◆ WHAT TO PRODUCE:
In full and without deviation, write out the entries that follow.

◆ EXERCISE MATERIAL:
*****

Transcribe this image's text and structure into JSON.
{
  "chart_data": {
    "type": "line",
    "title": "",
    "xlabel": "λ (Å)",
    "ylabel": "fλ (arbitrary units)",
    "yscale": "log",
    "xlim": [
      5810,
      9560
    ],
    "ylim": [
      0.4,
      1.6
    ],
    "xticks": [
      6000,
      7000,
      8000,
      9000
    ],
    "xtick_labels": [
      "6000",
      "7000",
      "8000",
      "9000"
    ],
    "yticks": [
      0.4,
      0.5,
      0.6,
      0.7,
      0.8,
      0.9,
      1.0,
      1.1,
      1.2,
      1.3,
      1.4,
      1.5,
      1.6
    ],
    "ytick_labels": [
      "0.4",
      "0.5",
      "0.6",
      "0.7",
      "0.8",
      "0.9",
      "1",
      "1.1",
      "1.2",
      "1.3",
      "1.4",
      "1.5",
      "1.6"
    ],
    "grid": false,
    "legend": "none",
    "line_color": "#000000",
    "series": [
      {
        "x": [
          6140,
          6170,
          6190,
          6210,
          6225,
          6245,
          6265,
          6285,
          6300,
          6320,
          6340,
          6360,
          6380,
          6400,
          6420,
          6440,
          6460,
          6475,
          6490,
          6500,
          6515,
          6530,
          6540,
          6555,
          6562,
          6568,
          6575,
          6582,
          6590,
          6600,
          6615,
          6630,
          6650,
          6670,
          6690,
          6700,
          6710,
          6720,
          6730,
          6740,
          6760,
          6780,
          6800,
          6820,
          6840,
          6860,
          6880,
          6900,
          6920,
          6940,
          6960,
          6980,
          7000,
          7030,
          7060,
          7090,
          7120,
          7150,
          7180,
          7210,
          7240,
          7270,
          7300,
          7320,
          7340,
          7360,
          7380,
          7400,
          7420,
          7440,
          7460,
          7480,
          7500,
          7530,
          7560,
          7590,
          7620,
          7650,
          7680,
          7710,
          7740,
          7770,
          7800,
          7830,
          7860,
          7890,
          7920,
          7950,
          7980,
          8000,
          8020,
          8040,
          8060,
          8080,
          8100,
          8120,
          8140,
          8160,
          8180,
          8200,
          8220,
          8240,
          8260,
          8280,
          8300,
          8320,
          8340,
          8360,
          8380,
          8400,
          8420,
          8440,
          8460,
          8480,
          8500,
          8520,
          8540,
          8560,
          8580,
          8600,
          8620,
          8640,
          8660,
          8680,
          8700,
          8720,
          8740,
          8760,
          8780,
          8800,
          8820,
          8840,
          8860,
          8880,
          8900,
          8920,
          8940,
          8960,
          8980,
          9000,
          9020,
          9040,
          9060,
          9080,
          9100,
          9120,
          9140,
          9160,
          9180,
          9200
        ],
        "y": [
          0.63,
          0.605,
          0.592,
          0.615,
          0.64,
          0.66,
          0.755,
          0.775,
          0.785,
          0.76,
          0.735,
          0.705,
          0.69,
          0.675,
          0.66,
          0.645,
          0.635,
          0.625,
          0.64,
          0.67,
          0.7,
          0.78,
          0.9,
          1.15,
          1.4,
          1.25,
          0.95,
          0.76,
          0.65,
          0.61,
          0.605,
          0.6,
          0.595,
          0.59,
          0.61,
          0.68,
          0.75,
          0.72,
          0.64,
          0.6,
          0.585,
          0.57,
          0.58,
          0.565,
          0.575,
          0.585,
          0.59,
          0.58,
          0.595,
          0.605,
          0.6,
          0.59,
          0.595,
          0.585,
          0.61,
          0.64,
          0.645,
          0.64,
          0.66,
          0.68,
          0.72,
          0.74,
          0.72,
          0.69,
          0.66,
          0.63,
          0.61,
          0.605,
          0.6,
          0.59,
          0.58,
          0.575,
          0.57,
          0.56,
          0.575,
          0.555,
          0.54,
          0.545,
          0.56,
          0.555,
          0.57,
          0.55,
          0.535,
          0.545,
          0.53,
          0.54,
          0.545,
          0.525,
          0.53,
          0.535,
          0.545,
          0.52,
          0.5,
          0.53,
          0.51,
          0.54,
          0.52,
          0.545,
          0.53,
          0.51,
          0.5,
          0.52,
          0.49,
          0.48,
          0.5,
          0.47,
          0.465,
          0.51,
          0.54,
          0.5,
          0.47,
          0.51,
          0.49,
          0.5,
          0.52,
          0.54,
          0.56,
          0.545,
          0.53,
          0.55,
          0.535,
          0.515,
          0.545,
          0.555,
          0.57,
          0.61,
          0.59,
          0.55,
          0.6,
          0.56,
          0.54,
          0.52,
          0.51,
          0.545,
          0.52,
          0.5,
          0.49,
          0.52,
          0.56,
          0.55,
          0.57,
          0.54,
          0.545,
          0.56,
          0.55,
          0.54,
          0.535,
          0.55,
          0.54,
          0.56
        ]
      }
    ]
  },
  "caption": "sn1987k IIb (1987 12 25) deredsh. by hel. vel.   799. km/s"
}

*****

◆ EXERCISE ANSWER:
Transcribe this image's text and structure into JSON.
{
  "chart_data": {
    "type": "line",
    "title": "",
    "xlabel": "λ (Å)",
    "ylabel": "fλ (arbitrary units)",
    "yscale": "log",
    "xlim": [
      5810,
      9560
    ],
    "ylim": [
      0.4,
      1.6
    ],
    "xticks": [
      6000,
      7000,
      8000,
      9000
    ],
    "xtick_labels": [
      "6000",
      "7000",
      "8000",
      "9000"
    ],
    "yticks": [
      0.4,
      0.5,
      0.6,
      0.7,
      0.8,
      0.9,
      1.0,
      1.1,
      1.2,
      1.3,
      1.4,
      1.5,
      1.6
    ],
    "ytick_labels": [
      "0.4",
      "0.5",
      "0.6",
      "0.7",
      "0.8",
      "0.9",
      "1",
      "1.1",
      "1.2",
      "1.3",
      "1.4",
      "1.5",
      "1.6"
    ],
    "grid": false,
    "legend": "none",
    "line_color": "#000000",
    "series": [
      {
        "x": [
          6140,
          6170,
          6190,
          6210,
          6225,
          6245,
          6265,
          6285,
          6300,
          6320,
          6340,
          6360,
          6380,
          6400,
          6420,
          6440,
          6460,
          6475,
          6490,
          6500,
          6515,
          6530,
          6540,
          6555,
          6562,
          6568,
          6575,
          6582,
          6590,
          6600,
          6615,
          6630,
          6650,
          6670,
          6690,
          6700,
          6710,
          6720,
          6730,
          6740,
          6760,
          6780,
          6800,
          6820,
          6840,
          6860,
          6880,
          6900,
          6920,
          6940,
          6960,
          6980,
          7000,
          7030,
          7060,
          7090,
          7120,
          7150,
          7180,
          7210,
          7240,
          7270,
          7300,
          7320,
          7340,
          7360,
          7380,
          7400,
          7420,
          7440,
          7460,
          7480,
          7500,
          7530,
          7560,
          7590,
          7620,
          7650,
          7680,
          7710,
          7740,
          7770,
          7800,
          7830,
          7860,
          7890,
          7920,
          7950,
          7980,
          8000,
          8020,
          8040,
          8060,
          8080,
          8100,
          8120,
          8140,
          8160,
          8180,
          8200,
          8220,
          8240,
          8260,
          8280,
          8300,
          8320,
          8340,
          8360,
          8380,
          8400,
          8420,
          8440,
          8460,
          8480,
          8500,
          8520,
          8540,
          8560,
          8580,
          8600,
          8620,
          8640,
          8660,
          8680,
          8700,
          8720,
          8740,
          8760,
          8780,
          8800,
          8820,
          8840,
          8860,
          8880,
          8900,
          8920,
          8940,
          8960,
          8980,
          9000,
          9020,
          9040,
          9060,
          9080,
          9100,
          9120,
          9140,
          9160,
          9180,
          9200
        ],
        "y": [
          0.63,
          0.605,
          0.592,
          0.615,
          0.64,
          0.66,
          0.755,
          0.775,
          0.785,
          0.76,
          0.735,
          0.705,
          0.69,
          0.675,
          0.66,
          0.645,
          0.635,
          0.625,
          0.64,
          0.67,
          0.7,
          0.78,
          0.9,
          1.15,
          1.4,
          1.25,
          0.95,
          0.76,
          0.65,
          0.61,
          0.605,
          0.6,
          0.595,
          0.59,
          0.61,
          0.68,
          0.75,
          0.72,
          0.64,
          0.6,
          0.585,
          0.57,
          0.58,
          0.565,
          0.575,
          0.585,
          0.59,
          0.58,
          0.595,
          0.605,
          0.6,
          0.59,
          0.595,
          0.585,
          0.61,
          0.64,
          0.645,
          0.64,
          0.66,
          0.68,
          0.72,
          0.74,
          0.72,
          0.69,
          0.66,
          0.63,
          0.61,
          0.605,
          0.6,
          0.59,
          0.58,
          0.575,
          0.57,
          0.56,
          0.575,
          0.555,
          0.54,
          0.545,
          0.56,
          0.555,
          0.57,
          0.55,
          0.535,
          0.545,
          0.53,
          0.54,
          0.545,
          0.525,
          0.53,
          0.535,
          0.545,
          0.52,
          0.5,
          0.53,
          0.51,
          0.54,
          0.52,
          0.545,
          0.53,
          0.51,
          0.5,
          0.52,
          0.49,
          0.48,
          0.5,
          0.47,
          0.465,
          0.51,
          0.54,
          0.5,
          0.47,
          0.51,
          0.49,
          0.5,
          0.52,
          0.54,
          0.56,
          0.545,
          0.53,
          0.55,
          0.535,
          0.515,
          0.545,
          0.555,
          0.57,
          0.61,
          0.59,
          0.55,
          0.6,
          0.56,
          0.54,
          0.52,
          0.51,
          0.545,
          0.52,
          0.5,
          0.49,
          0.52,
          0.56,
          0.55,
          0.57,
          0.54,
          0.545,
          0.56,
          0.55,
          0.54,
          0.535,
          0.55,
          0.54,
          0.56
        ]
      }
    ]
  },
  "caption": "sn1987k IIb (1987 12 25) deredsh. by hel. vel.   799. km/s"
}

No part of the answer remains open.